SHORT EXERCISE: Where a line of the material contains the string "folder", copy that line.
— Start —
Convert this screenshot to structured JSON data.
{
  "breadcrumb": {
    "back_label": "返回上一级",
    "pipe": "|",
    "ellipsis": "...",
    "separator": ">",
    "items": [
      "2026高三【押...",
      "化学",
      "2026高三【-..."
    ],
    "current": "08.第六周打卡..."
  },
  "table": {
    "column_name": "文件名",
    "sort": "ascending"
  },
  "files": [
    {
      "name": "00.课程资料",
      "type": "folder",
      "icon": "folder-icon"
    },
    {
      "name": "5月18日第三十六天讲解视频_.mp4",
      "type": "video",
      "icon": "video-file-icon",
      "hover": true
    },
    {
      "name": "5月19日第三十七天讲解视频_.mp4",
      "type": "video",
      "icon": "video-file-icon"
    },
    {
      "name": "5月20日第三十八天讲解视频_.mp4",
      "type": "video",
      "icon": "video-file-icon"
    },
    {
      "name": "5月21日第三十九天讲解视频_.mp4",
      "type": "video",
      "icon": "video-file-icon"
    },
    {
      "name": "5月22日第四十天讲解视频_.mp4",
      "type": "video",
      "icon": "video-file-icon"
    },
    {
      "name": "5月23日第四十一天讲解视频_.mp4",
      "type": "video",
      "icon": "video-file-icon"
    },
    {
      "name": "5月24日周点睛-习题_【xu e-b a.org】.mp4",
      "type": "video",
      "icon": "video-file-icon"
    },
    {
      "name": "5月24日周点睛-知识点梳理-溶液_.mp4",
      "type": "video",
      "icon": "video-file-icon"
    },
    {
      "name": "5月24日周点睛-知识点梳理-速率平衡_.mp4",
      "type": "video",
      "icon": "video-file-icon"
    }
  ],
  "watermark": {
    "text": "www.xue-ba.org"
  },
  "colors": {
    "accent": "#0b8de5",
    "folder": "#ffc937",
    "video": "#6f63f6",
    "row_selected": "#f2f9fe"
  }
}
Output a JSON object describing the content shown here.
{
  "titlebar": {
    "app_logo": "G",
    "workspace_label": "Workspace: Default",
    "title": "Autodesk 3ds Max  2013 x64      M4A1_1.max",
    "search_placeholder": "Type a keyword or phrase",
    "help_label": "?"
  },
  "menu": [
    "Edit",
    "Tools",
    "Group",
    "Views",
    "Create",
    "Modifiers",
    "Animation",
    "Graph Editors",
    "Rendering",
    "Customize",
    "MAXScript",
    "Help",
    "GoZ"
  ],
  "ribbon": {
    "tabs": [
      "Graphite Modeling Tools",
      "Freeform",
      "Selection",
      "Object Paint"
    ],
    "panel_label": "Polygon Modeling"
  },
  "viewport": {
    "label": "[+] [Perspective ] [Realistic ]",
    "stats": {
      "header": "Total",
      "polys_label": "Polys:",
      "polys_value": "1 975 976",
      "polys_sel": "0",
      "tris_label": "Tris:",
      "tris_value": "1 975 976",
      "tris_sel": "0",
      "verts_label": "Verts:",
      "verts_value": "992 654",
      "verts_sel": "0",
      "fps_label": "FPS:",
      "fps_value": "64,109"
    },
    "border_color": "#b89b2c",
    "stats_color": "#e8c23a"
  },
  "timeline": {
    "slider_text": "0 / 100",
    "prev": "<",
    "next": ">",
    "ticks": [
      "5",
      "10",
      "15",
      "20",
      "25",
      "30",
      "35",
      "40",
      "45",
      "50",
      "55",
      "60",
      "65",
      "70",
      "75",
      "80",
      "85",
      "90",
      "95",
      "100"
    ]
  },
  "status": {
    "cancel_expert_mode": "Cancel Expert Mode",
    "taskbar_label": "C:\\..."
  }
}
— End —
TASK RESPONSE:
      "type": "folder",
      "icon": "folder-icon"
    "folder": "#ffc937",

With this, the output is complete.